#### RECORDS FOR THE EXERCISE
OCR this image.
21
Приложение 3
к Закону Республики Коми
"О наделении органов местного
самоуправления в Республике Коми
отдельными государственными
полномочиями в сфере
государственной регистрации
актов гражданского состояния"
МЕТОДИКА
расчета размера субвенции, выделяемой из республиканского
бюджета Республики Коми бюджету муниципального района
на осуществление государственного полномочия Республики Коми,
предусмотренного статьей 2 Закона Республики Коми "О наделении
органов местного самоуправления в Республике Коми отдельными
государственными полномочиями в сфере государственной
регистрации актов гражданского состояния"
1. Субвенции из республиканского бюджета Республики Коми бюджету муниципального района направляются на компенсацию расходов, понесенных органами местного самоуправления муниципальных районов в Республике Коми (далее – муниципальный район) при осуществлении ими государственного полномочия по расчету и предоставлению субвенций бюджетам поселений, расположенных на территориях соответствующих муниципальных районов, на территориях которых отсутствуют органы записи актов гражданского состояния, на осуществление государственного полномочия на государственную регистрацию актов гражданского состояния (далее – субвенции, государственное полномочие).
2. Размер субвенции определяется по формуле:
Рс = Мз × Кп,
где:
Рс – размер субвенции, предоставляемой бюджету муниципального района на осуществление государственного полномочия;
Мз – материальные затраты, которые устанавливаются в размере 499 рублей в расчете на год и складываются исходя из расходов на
########
EXERCISE INSTRUCTIONS:
Show all lines in the entries above where the word "государственного" appears.

COMPLETED TASK:
на осуществление государственного полномочия Республики Коми,
1. Субвенции из республиканского бюджета Республики Коми бюджету муниципального района направляются на компенсацию расходов, понесенных органами местного самоуправления муниципальных районов в Республике Коми (далее – муниципальный район) при осуществлении ими государственного полномочия по расчету и предоставлению субвенций бюджетам поселений, расположенных на территориях соответствующих муниципальных районов, на территориях которых отсутствуют органы записи актов гражданского состояния, на осуществление государственного полномочия на государственную регистрацию актов гражданского состояния (далее – субвенции, государственное полномочие).
Рс – размер субвенции, предоставляемой бюджету муниципального района на осуществление государственного полномочия;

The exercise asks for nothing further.